### [Directions]
The exercise asks you to copy every line below in which "JOHNSON" appears.

### [Supplied material]
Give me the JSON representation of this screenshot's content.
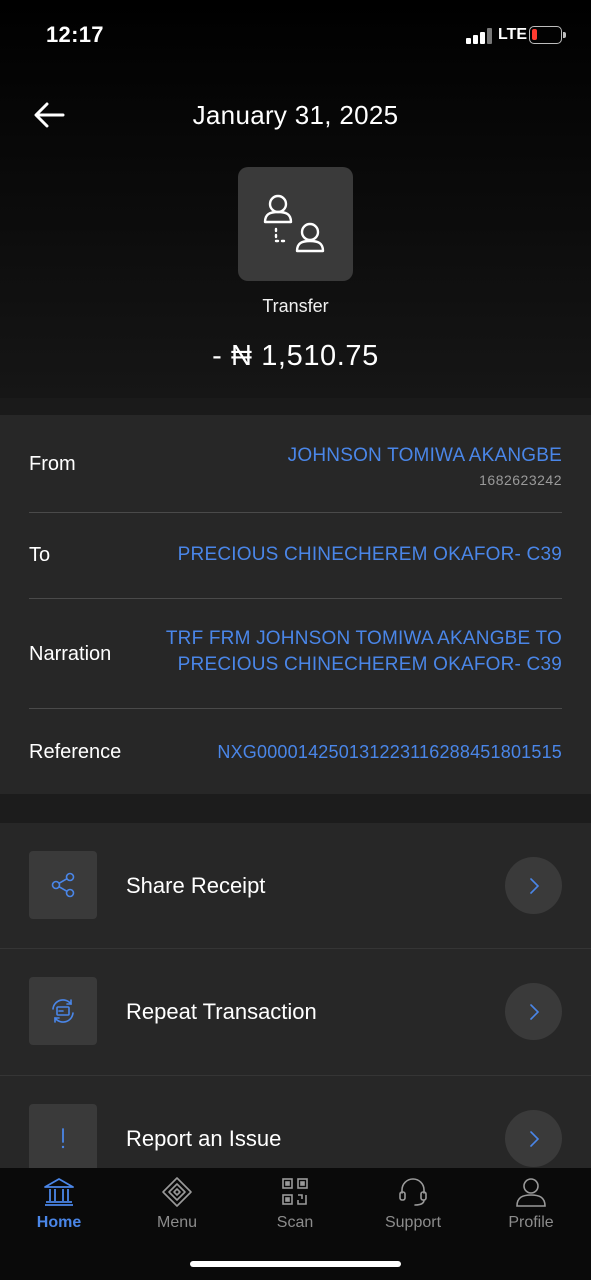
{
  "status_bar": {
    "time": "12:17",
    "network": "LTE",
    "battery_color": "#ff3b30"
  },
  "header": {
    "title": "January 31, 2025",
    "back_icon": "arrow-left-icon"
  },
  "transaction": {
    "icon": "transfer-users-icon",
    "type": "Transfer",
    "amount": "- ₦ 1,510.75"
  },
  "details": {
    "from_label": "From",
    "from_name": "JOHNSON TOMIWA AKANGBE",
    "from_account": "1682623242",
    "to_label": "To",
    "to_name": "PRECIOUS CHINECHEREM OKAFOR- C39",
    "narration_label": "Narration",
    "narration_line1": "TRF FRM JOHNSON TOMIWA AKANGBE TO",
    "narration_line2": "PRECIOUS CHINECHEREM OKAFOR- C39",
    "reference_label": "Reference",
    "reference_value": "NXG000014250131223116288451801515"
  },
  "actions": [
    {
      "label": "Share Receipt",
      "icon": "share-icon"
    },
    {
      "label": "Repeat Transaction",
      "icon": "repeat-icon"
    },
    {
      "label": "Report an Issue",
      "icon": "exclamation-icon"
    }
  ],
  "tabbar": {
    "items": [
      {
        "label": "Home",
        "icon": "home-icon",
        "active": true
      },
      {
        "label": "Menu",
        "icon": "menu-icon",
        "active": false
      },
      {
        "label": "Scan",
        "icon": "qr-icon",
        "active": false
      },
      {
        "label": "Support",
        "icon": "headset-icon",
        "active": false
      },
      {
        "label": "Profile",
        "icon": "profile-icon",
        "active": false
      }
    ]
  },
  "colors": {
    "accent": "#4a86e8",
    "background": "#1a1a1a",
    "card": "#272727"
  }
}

* * *

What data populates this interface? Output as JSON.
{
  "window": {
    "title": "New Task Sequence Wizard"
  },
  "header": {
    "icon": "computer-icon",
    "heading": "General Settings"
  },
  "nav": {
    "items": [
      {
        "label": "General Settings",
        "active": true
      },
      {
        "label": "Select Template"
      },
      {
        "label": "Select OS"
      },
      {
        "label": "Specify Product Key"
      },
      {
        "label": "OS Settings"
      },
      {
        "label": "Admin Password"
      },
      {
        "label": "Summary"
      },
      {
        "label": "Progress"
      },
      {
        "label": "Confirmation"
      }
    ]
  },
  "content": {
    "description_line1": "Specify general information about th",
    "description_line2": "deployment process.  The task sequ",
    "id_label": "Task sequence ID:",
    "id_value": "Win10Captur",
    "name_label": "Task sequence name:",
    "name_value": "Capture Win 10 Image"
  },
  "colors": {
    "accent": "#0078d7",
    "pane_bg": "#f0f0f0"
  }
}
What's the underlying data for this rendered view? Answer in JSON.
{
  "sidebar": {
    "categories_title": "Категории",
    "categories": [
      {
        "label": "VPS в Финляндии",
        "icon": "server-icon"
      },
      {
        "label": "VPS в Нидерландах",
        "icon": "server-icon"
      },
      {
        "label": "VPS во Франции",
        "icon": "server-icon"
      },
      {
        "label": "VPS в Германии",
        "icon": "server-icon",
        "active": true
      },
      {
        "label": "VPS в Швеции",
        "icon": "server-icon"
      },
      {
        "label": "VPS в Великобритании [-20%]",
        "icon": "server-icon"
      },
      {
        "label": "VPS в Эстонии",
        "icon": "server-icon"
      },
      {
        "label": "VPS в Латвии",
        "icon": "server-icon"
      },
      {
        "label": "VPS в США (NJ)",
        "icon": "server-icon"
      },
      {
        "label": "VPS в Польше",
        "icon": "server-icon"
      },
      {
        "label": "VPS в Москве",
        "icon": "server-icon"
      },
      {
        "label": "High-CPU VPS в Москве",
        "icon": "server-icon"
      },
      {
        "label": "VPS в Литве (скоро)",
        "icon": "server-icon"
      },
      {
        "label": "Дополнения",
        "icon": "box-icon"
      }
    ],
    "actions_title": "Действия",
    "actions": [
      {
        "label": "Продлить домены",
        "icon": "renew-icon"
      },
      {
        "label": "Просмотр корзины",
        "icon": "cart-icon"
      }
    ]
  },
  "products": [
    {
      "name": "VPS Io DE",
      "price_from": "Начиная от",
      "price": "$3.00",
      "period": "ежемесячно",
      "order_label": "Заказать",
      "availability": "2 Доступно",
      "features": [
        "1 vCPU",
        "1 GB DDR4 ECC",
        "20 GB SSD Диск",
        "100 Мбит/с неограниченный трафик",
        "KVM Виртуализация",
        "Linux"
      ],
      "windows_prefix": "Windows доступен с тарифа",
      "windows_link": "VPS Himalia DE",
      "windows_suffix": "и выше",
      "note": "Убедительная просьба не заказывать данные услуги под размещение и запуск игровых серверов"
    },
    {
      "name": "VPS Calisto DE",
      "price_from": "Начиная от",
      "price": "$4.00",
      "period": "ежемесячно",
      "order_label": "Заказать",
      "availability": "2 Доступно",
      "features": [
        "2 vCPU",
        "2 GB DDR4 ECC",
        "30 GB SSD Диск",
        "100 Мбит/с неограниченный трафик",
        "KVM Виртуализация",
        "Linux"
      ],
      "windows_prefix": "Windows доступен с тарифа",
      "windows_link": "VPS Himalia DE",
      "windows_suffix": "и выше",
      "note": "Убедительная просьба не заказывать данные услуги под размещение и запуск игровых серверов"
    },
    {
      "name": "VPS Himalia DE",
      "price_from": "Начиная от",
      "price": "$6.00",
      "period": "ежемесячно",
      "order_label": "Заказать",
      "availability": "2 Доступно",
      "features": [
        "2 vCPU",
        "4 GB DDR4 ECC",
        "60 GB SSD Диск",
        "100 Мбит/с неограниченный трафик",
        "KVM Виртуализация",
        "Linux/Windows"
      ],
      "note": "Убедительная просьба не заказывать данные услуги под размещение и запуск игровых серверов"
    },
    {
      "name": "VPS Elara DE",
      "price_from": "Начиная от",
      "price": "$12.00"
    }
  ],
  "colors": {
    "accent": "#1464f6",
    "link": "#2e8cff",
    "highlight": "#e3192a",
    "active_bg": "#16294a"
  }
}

### [Written response]
    "from_name": "JOHNSON TOMIWA AKANGBE",
    "narration_line1": "TRF FRM JOHNSON TOMIWA AKANGBE TO",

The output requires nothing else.